# Problem details
Gather every line from the items below that contains the string "heading", and copy each one in full. Letter case counts.

++++ Supplied information ++++

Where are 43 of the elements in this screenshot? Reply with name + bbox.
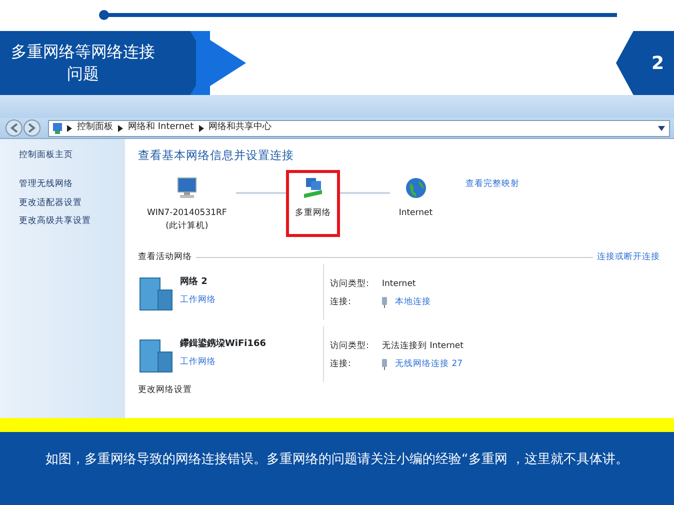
field-label: 访问类型: [330, 278, 370, 291]
field-label: 访问类型: [330, 340, 370, 353]
dropdown-icon [658, 126, 665, 130]
breadcrumb-item[interactable]: 网络和共享中心 [208, 121, 272, 135]
connection-link[interactable]: 本地连接 [395, 296, 431, 308]
section-heading: 查看基本网络信息并设置连接 [138, 147, 294, 164]
plug-icon [382, 358, 387, 370]
breadcrumb-item[interactable]: 控制面板 [77, 121, 113, 135]
arrow-icon [67, 124, 72, 132]
field-value: 无法连接到 Internet [382, 340, 464, 353]
plug-icon [382, 296, 387, 308]
server-icon [138, 338, 174, 374]
arrow-icon [118, 124, 123, 132]
field-value: Internet [382, 278, 416, 291]
node-sublabel: (此计算机) [166, 220, 208, 233]
globe-icon [404, 177, 427, 200]
network-category-link[interactable]: 工作网络 [180, 356, 266, 368]
connect-link[interactable]: 连接或断开连接 [597, 251, 660, 264]
sidebar-link[interactable]: 管理无线网络 [19, 178, 125, 190]
full-map-link[interactable]: 查看完整映射 [466, 178, 520, 191]
control-panel-icon [53, 122, 62, 134]
network-category-link[interactable]: 工作网络 [180, 294, 216, 306]
node-label: 多重网络 [294, 207, 331, 220]
arrow-icon [198, 124, 204, 132]
field-label: 连接: [330, 296, 352, 308]
sidebar-link[interactable]: 控制面板主页 [19, 149, 125, 162]
network-name: 网络 2 [180, 276, 208, 289]
network-icon [302, 177, 324, 200]
section-heading: 更改网络设置 [138, 384, 193, 397]
computer-icon [176, 177, 198, 200]
breadcrumb-item[interactable]: 网络和 Internet [128, 121, 194, 135]
connection-link[interactable]: 无线网络连接 27 [395, 358, 463, 370]
node-label: Internet [398, 207, 433, 220]
server-icon [138, 276, 174, 312]
node-label: WIN7-20140531RF [147, 207, 227, 220]
sidebar-link[interactable]: 更改适配器设置 [19, 196, 125, 210]
network-name: 鑻鍓鍙鎸垜WiFi166 [180, 338, 266, 351]
address-bar[interactable]: 控制面板 网络和 Internet 网络和共享中心 [48, 120, 670, 136]
page-number: 2 [616, 31, 674, 95]
caption-text: 如图，多重网络导致的网络连接错误。多重网络的问题请关注小编的经验“多重网 ，这里就不具体讲。 [44, 451, 630, 469]
section-heading: 查看活动网络 [138, 251, 192, 264]
field-label: 连接: [330, 358, 352, 370]
sidebar-link[interactable]: 更改高级共享设置 [19, 215, 125, 228]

++++

# Full response
section-heading: 查看基本网络信息并设置连接 [138, 147, 294, 164]
section-heading: 更改网络设置 [138, 384, 193, 397]
section-heading: 查看活动网络 [138, 251, 192, 264]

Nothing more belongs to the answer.